(Boxed element entries)
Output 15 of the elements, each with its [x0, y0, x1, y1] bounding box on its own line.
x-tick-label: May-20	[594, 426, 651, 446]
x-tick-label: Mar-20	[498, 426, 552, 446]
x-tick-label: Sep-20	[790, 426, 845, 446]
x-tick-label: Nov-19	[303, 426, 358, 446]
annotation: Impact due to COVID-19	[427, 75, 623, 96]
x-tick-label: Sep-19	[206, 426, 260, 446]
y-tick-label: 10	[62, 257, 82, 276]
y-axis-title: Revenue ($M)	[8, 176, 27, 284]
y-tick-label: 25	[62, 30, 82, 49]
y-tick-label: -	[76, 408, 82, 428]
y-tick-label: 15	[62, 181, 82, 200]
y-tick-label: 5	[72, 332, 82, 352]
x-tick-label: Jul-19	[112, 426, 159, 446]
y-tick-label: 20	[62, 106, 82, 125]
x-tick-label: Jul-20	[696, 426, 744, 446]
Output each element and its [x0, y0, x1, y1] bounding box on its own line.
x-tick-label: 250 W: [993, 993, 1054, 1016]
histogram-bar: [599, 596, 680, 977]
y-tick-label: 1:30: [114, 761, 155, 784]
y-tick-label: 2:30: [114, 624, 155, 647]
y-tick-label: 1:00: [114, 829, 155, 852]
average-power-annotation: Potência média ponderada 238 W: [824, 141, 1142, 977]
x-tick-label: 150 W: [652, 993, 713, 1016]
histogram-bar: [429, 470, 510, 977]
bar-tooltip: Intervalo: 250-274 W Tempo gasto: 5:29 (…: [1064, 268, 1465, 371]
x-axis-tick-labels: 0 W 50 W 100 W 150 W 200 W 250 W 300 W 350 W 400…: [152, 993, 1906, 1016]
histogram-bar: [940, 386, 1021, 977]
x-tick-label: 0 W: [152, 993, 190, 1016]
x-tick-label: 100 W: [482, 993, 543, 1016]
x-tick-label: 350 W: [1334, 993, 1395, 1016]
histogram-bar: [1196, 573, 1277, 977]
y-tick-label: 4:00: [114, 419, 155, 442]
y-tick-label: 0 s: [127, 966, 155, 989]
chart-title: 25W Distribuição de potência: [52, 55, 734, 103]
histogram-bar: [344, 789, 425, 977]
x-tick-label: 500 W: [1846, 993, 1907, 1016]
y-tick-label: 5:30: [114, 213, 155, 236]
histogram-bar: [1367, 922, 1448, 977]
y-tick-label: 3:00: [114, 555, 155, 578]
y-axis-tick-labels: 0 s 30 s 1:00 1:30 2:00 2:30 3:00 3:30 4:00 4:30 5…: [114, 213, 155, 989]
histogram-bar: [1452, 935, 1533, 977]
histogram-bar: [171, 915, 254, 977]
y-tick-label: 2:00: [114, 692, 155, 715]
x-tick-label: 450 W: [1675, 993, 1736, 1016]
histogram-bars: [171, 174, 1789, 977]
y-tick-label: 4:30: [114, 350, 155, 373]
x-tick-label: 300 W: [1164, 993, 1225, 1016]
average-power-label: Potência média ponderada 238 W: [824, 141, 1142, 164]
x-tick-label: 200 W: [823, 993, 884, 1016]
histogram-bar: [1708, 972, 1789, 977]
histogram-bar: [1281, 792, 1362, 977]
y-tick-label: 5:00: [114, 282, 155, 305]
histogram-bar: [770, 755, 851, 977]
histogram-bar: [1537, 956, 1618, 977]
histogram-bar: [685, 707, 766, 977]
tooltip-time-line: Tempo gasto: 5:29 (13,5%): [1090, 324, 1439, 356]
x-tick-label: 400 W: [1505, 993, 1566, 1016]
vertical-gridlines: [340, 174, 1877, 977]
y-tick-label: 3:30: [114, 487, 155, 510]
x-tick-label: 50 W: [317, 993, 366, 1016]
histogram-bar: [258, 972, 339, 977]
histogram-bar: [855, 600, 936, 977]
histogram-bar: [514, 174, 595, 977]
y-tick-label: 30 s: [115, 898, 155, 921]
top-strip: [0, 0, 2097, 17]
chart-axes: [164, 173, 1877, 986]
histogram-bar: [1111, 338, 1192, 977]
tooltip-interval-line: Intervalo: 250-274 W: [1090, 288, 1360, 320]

WHAT THE TASK REQUIRES:
Reproduce every line of the items without any change, from the very first line down to and including the line containing "x-tick-label: 450 W: [1675, 993, 1736, 1016]".

FINAL ANSWER:
Output 15 of the elements, each with its [x0, y0, x1, y1] bounding box on its own line.
x-tick-label: May-20	[594, 426, 651, 446]
x-tick-label: Mar-20	[498, 426, 552, 446]
x-tick-label: Sep-20	[790, 426, 845, 446]
x-tick-label: Nov-19	[303, 426, 358, 446]
annotation: Impact due to COVID-19	[427, 75, 623, 96]
x-tick-label: Sep-19	[206, 426, 260, 446]
y-tick-label: 10	[62, 257, 82, 276]
y-axis-title: Revenue ($M)	[8, 176, 27, 284]
y-tick-label: 25	[62, 30, 82, 49]
y-tick-label: -	[76, 408, 82, 428]
y-tick-label: 15	[62, 181, 82, 200]
y-tick-label: 5	[72, 332, 82, 352]
x-tick-label: Jul-19	[112, 426, 159, 446]
y-tick-label: 20	[62, 106, 82, 125]
x-tick-label: Jul-20	[696, 426, 744, 446]
Output each element and its [x0, y0, x1, y1] bounding box on its own line.
x-tick-label: 250 W: [993, 993, 1054, 1016]
histogram-bar: [599, 596, 680, 977]
y-tick-label: 1:30: [114, 761, 155, 784]
y-tick-label: 2:30: [114, 624, 155, 647]
y-tick-label: 1:00: [114, 829, 155, 852]
average-power-annotation: Potência média ponderada 238 W: [824, 141, 1142, 977]
x-tick-label: 150 W: [652, 993, 713, 1016]
histogram-bar: [429, 470, 510, 977]
bar-tooltip: Intervalo: 250-274 W Tempo gasto: 5:29 (…: [1064, 268, 1465, 371]
x-axis-tick-labels: 0 W 50 W 100 W 150 W 200 W 250 W 300 W 350 W 400…: [152, 993, 1906, 1016]
histogram-bar: [940, 386, 1021, 977]
x-tick-label: 0 W: [152, 993, 190, 1016]
x-tick-label: 100 W: [482, 993, 543, 1016]
x-tick-label: 350 W: [1334, 993, 1395, 1016]
histogram-bar: [1196, 573, 1277, 977]
y-tick-label: 4:00: [114, 419, 155, 442]
y-tick-label: 0 s: [127, 966, 155, 989]
chart-title: 25W Distribuição de potência: [52, 55, 734, 103]
histogram-bar: [344, 789, 425, 977]
x-tick-label: 500 W: [1846, 993, 1907, 1016]
y-tick-label: 5:30: [114, 213, 155, 236]
histogram-bar: [1367, 922, 1448, 977]
y-tick-label: 3:00: [114, 555, 155, 578]
y-axis-tick-labels: 0 s 30 s 1:00 1:30 2:00 2:30 3:00 3:30 4:00 4:30 5…: [114, 213, 155, 989]
histogram-bar: [1452, 935, 1533, 977]
histogram-bar: [171, 915, 254, 977]
y-tick-label: 2:00: [114, 692, 155, 715]
x-tick-label: 450 W: [1675, 993, 1736, 1016]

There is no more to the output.